-- Begin Data provided --

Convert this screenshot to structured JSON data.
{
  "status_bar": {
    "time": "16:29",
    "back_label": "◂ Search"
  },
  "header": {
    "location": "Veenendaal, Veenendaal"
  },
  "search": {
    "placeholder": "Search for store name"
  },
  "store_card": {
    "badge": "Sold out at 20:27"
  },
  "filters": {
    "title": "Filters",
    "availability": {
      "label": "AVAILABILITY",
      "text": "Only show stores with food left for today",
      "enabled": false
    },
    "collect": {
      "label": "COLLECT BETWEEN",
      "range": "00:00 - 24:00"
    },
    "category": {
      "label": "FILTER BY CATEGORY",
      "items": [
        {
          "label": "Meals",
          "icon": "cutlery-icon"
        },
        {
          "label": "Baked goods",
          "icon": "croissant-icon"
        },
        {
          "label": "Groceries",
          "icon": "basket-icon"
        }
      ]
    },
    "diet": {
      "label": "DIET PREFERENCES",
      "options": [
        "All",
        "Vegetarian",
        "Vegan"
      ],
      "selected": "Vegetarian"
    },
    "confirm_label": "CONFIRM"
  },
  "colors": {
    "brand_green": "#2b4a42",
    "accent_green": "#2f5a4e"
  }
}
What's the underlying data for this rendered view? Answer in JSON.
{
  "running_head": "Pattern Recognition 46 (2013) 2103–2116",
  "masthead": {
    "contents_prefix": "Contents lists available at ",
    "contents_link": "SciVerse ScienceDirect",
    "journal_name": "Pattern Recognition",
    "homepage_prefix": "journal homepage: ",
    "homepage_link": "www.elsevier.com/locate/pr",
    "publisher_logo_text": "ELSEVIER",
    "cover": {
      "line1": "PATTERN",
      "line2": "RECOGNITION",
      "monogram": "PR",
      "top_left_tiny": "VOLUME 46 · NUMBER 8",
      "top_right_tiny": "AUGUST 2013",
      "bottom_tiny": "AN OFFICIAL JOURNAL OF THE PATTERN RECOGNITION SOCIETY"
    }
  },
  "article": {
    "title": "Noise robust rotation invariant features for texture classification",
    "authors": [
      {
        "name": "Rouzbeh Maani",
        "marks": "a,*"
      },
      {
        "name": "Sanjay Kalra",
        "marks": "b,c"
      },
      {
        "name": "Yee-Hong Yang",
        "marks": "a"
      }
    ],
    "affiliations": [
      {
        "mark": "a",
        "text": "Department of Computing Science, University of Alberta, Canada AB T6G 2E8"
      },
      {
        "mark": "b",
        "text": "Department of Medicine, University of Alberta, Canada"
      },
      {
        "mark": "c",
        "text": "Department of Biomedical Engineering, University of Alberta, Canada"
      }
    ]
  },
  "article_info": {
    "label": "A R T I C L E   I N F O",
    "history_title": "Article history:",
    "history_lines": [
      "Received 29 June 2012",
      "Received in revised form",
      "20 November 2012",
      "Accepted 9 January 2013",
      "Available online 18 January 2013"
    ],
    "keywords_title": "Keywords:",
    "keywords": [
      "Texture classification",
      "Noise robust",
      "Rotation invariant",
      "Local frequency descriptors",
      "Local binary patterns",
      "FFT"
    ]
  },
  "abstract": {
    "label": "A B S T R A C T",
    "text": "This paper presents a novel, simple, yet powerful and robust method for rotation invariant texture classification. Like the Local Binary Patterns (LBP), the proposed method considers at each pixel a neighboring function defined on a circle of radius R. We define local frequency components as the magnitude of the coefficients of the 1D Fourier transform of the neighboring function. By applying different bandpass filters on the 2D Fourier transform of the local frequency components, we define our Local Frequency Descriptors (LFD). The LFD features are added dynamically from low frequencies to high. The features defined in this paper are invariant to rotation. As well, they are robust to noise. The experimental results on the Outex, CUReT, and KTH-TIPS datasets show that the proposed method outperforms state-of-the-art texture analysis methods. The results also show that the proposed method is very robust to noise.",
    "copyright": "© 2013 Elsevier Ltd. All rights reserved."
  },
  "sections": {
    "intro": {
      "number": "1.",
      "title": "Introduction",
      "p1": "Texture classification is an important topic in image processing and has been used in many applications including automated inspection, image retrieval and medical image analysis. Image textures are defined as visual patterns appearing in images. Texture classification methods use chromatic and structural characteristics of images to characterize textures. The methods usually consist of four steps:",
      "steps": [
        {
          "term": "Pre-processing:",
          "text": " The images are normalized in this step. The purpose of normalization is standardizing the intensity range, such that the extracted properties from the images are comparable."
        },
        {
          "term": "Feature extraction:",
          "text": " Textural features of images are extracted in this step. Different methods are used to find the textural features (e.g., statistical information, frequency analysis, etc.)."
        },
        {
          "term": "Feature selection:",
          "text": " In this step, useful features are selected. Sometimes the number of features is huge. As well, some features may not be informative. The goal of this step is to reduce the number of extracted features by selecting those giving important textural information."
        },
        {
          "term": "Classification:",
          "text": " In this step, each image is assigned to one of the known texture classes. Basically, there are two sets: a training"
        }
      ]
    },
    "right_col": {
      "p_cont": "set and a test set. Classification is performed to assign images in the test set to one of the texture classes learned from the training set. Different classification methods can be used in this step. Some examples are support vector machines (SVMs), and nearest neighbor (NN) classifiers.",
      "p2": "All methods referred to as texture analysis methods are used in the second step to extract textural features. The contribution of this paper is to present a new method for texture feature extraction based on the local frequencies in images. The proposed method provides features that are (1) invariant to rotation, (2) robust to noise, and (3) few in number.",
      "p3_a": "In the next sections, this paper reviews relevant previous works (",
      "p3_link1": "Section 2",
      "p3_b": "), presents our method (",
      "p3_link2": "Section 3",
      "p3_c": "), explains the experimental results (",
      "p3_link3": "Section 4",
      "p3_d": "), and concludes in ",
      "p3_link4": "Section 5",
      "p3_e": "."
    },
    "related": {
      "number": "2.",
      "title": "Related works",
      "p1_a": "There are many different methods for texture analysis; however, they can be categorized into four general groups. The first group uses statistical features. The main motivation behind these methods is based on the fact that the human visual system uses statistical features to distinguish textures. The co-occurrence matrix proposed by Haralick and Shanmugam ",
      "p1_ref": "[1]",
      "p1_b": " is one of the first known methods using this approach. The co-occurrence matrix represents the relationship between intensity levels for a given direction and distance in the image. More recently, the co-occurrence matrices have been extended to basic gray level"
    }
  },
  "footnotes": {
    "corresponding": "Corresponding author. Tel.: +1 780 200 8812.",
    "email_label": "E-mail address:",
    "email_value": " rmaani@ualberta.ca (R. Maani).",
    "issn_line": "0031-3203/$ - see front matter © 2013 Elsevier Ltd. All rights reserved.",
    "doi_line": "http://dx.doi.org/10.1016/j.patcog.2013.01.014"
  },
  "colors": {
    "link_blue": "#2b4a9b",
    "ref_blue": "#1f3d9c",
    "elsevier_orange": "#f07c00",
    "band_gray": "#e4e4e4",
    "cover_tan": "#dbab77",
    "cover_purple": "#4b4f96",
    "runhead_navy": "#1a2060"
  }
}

-- End Data provided --

__Stated goal__:
Retype the material in full. Each word must match.

__Task answer__:
Convert this screenshot to structured JSON data.
{
  "status_bar": {
    "time": "16:29",
    "back_label": "◂ Search"
  },
  "header": {
    "location": "Veenendaal, Veenendaal"
  },
  "search": {
    "placeholder": "Search for store name"
  },
  "store_card": {
    "badge": "Sold out at 20:27"
  },
  "filters": {
    "title": "Filters",
    "availability": {
      "label": "AVAILABILITY",
      "text": "Only show stores with food left for today",
      "enabled": false
    },
    "collect": {
      "label": "COLLECT BETWEEN",
      "range": "00:00 - 24:00"
    },
    "category": {
      "label": "FILTER BY CATEGORY",
      "items": [
        {
          "label": "Meals",
          "icon": "cutlery-icon"
        },
        {
          "label": "Baked goods",
          "icon": "croissant-icon"
        },
        {
          "label": "Groceries",
          "icon": "basket-icon"
        }
      ]
    },
    "diet": {
      "label": "DIET PREFERENCES",
      "options": [
        "All",
        "Vegetarian",
        "Vegan"
      ],
      "selected": "Vegetarian"
    },
    "confirm_label": "CONFIRM"
  },
  "colors": {
    "brand_green": "#2b4a42",
    "accent_green": "#2f5a4e"
  }
}
What's the underlying data for this rendered view? Answer in JSON.
{
  "running_head": "Pattern Recognition 46 (2013) 2103–2116",
  "masthead": {
    "contents_prefix": "Contents lists available at ",
    "contents_link": "SciVerse ScienceDirect",
    "journal_name": "Pattern Recognition",
    "homepage_prefix": "journal homepage: ",
    "homepage_link": "www.elsevier.com/locate/pr",
    "publisher_logo_text": "ELSEVIER",
    "cover": {
      "line1": "PATTERN",
      "line2": "RECOGNITION",
      "monogram": "PR",
      "top_left_tiny": "VOLUME 46 · NUMBER 8",
      "top_right_tiny": "AUGUST 2013",
      "bottom_tiny": "AN OFFICIAL JOURNAL OF THE PATTERN RECOGNITION SOCIETY"
    }
  },
  "article": {
    "title": "Noise robust rotation invariant features for texture classification",
    "authors": [
      {
        "name": "Rouzbeh Maani",
        "marks": "a,*"
      },
      {
        "name": "Sanjay Kalra",
        "marks": "b,c"
      },
      {
        "name": "Yee-Hong Yang",
        "marks": "a"
      }
    ],
    "affiliations": [
      {
        "mark": "a",
        "text": "Department of Computing Science, University of Alberta, Canada AB T6G 2E8"
      },
      {
        "mark": "b",
        "text": "Department of Medicine, University of Alberta, Canada"
      },
      {
        "mark": "c",
        "text": "Department of Biomedical Engineering, University of Alberta, Canada"
      }
    ]
  },
  "article_info": {
    "label": "A R T I C L E   I N F O",
    "history_title": "Article history:",
    "history_lines": [
      "Received 29 June 2012",
      "Received in revised form",
      "20 November 2012",
      "Accepted 9 January 2013",
      "Available online 18 January 2013"
    ],
    "keywords_title": "Keywords:",
    "keywords": [
      "Texture classification",
      "Noise robust",
      "Rotation invariant",
      "Local frequency descriptors",
      "Local binary patterns",
      "FFT"
    ]
  },
  "abstract": {
    "label": "A B S T R A C T",
    "text": "This paper presents a novel, simple, yet powerful and robust method for rotation invariant texture classification. Like the Local Binary Patterns (LBP), the proposed method considers at each pixel a neighboring function defined on a circle of radius R. We define local frequency components as the magnitude of the coefficients of the 1D Fourier transform of the neighboring function. By applying different bandpass filters on the 2D Fourier transform of the local frequency components, we define our Local Frequency Descriptors (LFD). The LFD features are added dynamically from low frequencies to high. The features defined in this paper are invariant to rotation. As well, they are robust to noise. The experimental results on the Outex, CUReT, and KTH-TIPS datasets show that the proposed method outperforms state-of-the-art texture analysis methods. The results also show that the proposed method is very robust to noise.",
    "copyright": "© 2013 Elsevier Ltd. All rights reserved."
  },
  "sections": {
    "intro": {
      "number": "1.",
      "title": "Introduction",
      "p1": "Texture classification is an important topic in image processing and has been used in many applications including automated inspection, image retrieval and medical image analysis. Image textures are defined as visual patterns appearing in images. Texture classification methods use chromatic and structural characteristics of images to characterize textures. The methods usually consist of four steps:",
      "steps": [
        {
          "term": "Pre-processing:",
          "text": " The images are normalized in this step. The purpose of normalization is standardizing the intensity range, such that the extracted properties from the images are comparable."
        },
        {
          "term": "Feature extraction:",
          "text": " Textural features of images are extracted in this step. Different methods are used to find the textural features (e.g., statistical information, frequency analysis, etc.)."
        },
        {
          "term": "Feature selection:",
          "text": " In this step, useful features are selected. Sometimes the number of features is huge. As well, some features may not be informative. The goal of this step is to reduce the number of extracted features by selecting those giving important textural information."
        },
        {
          "term": "Classification:",
          "text": " In this step, each image is assigned to one of the known texture classes. Basically, there are two sets: a training"
        }
      ]
    },
    "right_col": {
      "p_cont": "set and a test set. Classification is performed to assign images in the test set to one of the texture classes learned from the training set. Different classification methods can be used in this step. Some examples are support vector machines (SVMs), and nearest neighbor (NN) classifiers.",
      "p2": "All methods referred to as texture analysis methods are used in the second step to extract textural features. The contribution of this paper is to present a new method for texture feature extraction based on the local frequencies in images. The proposed method provides features that are (1) invariant to rotation, (2) robust to noise, and (3) few in number.",
      "p3_a": "In the next sections, this paper reviews relevant previous works (",
      "p3_link1": "Section 2",
      "p3_b": "), presents our method (",
      "p3_link2": "Section 3",
      "p3_c": "), explains the experimental results (",
      "p3_link3": "Section 4",
      "p3_d": "), and concludes in ",
      "p3_link4": "Section 5",
      "p3_e": "."
    },
    "related": {
      "number": "2.",
      "title": "Related works",
      "p1_a": "There are many different methods for texture analysis; however, they can be categorized into four general groups. The first group uses statistical features. The main motivation behind these methods is based on the fact that the human visual system uses statistical features to distinguish textures. The co-occurrence matrix proposed by Haralick and Shanmugam ",
      "p1_ref": "[1]",
      "p1_b": " is one of the first known methods using this approach. The co-occurrence matrix represents the relationship between intensity levels for a given direction and distance in the image. More recently, the co-occurrence matrices have been extended to basic gray level"
    }
  },
  "footnotes": {
    "corresponding": "Corresponding author. Tel.: +1 780 200 8812.",
    "email_label": "E-mail address:",
    "email_value": " rmaani@ualberta.ca (R. Maani).",
    "issn_line": "0031-3203/$ - see front matter © 2013 Elsevier Ltd. All rights reserved.",
    "doi_line": "http://dx.doi.org/10.1016/j.patcog.2013.01.014"
  },
  "colors": {
    "link_blue": "#2b4a9b",
    "ref_blue": "#1f3d9c",
    "elsevier_orange": "#f07c00",
    "band_gray": "#e4e4e4",
    "cover_tan": "#dbab77",
    "cover_purple": "#4b4f96",
    "runhead_navy": "#1a2060"
  }
}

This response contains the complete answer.